● **Exercícios propostos**
[A] Resuma em duas frases o texto sobre a MARAFONA.
[B] Prossiga o texto sobre a MARAFONA a partir da última frase apresentada.

● **Texto citado**
---*---
A MARAFONA é um quinteto acústico composto por cordófones (viola, guitarra portuguesa/cavaquinho/campaniça e contrabaixo), percussões encimadas pela voz poderosa de Artur Serra e amiúde recorre ao seu coro masculino.
Como conta histórias as canções são quase visuais e a junção tímbrica de instrumentos e a varidade de arranjos transportam-nos por um périplo de cenários musicais inesperados ou para memórias escondidas.
A MARAFONA realiza também uma viagem pelas recolhas poeirentas de textos e canções do cancioneiro popular português, colhendo do património cultural que nos define, abraçando a sua condição de povo.
Somam-se depois, necessariamente, um pouco do ser e percurso de cada músico. Encontram-se a espaços as influências de géneros musicais que marcaram as mais recentes gerações, mas vincadas numa criação de autor.
---*---
Dados de origem

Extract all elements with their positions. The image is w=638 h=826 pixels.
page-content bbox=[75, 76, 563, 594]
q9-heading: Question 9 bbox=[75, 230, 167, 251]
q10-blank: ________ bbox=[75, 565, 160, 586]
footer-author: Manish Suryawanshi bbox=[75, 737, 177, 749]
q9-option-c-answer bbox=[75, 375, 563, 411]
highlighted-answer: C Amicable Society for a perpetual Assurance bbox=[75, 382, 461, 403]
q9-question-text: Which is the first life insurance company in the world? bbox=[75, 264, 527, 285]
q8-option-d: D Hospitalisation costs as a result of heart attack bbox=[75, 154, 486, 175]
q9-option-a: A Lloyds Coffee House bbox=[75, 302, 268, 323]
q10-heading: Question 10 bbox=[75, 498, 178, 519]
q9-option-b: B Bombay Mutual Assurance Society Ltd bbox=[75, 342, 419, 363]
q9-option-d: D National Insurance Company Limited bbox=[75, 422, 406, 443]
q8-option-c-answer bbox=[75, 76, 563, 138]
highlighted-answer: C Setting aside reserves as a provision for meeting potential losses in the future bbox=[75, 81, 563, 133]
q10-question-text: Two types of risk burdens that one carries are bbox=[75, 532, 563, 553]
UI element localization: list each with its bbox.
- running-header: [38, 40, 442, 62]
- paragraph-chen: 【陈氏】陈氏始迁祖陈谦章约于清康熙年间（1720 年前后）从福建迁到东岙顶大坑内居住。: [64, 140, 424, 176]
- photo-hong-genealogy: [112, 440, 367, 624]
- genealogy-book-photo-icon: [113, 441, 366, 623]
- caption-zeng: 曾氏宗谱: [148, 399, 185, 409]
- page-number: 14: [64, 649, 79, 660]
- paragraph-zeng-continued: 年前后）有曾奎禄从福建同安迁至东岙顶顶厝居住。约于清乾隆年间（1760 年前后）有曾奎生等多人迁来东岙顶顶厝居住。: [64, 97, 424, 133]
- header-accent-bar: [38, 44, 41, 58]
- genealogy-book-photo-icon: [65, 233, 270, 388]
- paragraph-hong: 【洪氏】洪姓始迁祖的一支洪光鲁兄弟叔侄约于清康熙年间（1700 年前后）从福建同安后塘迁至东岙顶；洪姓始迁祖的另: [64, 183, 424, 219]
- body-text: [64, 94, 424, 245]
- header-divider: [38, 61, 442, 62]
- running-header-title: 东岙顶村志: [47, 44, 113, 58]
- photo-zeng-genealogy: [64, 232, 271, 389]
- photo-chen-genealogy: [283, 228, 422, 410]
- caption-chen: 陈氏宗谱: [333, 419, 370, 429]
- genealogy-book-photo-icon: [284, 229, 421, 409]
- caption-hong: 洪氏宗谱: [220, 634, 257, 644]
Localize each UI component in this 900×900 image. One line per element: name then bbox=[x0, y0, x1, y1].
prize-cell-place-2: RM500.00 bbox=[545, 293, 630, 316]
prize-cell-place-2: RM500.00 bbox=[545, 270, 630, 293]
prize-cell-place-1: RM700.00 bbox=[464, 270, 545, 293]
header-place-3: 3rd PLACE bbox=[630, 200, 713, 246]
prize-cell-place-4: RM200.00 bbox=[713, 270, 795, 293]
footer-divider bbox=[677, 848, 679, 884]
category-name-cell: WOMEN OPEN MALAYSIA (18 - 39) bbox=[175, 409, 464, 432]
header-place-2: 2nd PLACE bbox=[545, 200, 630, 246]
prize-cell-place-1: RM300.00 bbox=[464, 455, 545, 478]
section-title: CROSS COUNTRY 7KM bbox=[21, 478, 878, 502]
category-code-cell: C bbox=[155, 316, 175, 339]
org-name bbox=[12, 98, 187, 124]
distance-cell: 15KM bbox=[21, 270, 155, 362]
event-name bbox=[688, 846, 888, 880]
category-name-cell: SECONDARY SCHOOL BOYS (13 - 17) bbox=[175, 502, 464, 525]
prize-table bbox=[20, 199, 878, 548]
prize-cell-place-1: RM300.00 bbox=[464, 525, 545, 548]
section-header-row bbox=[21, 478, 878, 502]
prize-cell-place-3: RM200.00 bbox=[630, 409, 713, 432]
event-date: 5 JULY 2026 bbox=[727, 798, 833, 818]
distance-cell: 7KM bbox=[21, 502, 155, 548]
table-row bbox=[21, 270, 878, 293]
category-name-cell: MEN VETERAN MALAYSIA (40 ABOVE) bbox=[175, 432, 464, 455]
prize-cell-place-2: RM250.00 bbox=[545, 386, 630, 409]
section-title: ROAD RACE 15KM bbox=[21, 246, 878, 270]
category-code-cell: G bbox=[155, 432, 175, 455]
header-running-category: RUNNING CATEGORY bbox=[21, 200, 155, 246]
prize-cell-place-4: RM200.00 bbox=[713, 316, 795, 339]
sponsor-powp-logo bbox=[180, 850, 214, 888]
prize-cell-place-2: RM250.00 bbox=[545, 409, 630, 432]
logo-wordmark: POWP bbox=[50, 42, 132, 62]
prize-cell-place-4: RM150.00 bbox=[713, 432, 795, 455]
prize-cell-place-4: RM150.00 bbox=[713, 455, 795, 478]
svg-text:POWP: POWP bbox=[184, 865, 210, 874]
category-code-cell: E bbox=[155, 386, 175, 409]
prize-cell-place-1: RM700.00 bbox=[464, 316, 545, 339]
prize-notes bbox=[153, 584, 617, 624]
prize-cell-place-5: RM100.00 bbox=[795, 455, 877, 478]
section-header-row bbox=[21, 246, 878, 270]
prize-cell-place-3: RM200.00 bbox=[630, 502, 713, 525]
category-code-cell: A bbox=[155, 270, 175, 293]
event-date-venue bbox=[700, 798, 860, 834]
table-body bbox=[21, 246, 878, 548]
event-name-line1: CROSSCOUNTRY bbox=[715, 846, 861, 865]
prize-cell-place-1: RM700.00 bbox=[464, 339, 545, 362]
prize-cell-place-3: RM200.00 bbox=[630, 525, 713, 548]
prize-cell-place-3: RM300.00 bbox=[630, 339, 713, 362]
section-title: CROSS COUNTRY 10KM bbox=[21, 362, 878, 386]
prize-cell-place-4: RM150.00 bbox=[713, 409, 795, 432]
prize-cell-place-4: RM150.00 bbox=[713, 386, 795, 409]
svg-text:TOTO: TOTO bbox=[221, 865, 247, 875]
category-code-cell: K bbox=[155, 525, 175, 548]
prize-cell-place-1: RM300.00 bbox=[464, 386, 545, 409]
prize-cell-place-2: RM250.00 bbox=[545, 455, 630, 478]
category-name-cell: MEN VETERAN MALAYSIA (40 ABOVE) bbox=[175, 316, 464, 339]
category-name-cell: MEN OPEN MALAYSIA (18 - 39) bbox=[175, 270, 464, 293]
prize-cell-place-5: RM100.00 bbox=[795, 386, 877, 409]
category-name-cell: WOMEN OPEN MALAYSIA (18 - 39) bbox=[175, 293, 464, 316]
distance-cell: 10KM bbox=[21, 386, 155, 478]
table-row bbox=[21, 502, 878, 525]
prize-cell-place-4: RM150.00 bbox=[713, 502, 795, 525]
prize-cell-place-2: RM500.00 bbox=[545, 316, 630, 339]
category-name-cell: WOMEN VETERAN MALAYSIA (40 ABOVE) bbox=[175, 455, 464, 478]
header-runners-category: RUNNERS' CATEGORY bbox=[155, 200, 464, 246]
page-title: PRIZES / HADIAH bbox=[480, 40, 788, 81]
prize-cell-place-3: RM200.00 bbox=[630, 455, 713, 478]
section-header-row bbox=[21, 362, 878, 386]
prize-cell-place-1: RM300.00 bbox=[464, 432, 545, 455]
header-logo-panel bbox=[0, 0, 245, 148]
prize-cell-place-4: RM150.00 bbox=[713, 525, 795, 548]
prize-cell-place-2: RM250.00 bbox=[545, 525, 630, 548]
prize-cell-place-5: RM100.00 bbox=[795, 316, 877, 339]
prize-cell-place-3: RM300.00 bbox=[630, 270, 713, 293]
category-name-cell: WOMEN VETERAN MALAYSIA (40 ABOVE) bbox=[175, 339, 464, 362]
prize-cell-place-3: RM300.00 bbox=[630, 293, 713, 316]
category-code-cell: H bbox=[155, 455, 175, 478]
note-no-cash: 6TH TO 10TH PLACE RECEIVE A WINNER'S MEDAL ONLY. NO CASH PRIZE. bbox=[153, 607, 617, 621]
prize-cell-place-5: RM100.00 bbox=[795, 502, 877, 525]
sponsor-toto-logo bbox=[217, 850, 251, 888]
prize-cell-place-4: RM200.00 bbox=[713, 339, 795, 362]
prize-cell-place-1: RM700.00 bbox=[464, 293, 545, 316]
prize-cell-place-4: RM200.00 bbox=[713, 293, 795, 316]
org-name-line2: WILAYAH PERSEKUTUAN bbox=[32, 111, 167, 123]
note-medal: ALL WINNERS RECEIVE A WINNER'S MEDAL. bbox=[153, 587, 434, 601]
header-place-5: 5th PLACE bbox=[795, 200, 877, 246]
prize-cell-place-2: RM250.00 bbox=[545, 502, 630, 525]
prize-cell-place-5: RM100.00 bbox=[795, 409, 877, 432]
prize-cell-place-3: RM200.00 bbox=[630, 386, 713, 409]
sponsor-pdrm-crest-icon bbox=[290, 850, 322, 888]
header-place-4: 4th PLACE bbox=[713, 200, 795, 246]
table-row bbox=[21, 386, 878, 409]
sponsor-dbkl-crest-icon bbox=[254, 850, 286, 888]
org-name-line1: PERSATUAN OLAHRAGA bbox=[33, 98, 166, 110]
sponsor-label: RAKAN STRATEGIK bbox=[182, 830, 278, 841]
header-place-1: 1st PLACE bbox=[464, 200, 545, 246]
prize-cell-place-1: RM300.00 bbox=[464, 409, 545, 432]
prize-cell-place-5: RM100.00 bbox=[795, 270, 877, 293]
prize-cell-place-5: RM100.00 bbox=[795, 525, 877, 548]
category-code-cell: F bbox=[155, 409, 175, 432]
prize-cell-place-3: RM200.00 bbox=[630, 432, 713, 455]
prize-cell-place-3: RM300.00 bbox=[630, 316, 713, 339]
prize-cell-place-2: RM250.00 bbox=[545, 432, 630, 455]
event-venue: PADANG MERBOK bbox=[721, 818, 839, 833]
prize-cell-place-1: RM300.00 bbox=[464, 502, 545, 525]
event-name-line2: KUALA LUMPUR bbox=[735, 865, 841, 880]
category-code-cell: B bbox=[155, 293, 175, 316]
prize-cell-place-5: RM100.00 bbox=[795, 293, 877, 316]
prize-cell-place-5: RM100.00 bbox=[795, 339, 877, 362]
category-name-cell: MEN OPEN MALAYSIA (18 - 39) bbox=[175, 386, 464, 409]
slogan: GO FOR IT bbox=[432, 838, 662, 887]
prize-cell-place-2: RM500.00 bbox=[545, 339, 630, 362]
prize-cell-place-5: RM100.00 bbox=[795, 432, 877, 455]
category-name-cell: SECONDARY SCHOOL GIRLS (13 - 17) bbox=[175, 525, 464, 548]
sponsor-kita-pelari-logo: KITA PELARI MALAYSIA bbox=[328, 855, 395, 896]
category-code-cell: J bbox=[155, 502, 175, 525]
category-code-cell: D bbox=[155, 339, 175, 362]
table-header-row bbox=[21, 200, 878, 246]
---*---
● **Respostas aos exercícios**
[A] A MARAFONA é um quinteto acústico de cordofones e percussões, encimado pela voz de Artur Serra e acompanhado amiúde por um coro masculino, cujas canções contam histórias. O grupo recorre a textos e canções do cancioneiro popular português e junta-lhes o percurso de cada músico e influências de géneros musicais recentes, numa criação de autor.

[B]
Por último, assoma-se que o périplo da MARAFONA assenta na procura de um rumo imaginário para a música popular portuguesa, um caminho de regresso à criação popular, a emergir e com ela, da esmagadora globalização.

Esta boneca de trapos, a MARAFONA, nasceu em Janeiro de 2014 juntando quatro músicos e um cantautor.
Sob o seu signo cruzam-se as velhas memórias com a cultura moderna, numa reflexão critica sobre a música portuguesa.
O ponto de partida é a portugalidade, a qual não se esgota em terras lusas. Depois surgem as influências de cada músico ampliando o espectro da sua sonoridade à World Music.
A MARAFONA é:
– Nos instrumentos tradicionais portugueses: Gonçalo Almeida: Guitarra portuguesa, cavaquinho, campaniça, Trancanholas; o Artur Serra no Adufe e Berimbau;
– Nos instrumentos ecléticos: a viola de Daniel Sousa e o contrabaixo de Cláudio Cruz.
– em ambas as categorias: as percussões do Ian Carlo Mendoza.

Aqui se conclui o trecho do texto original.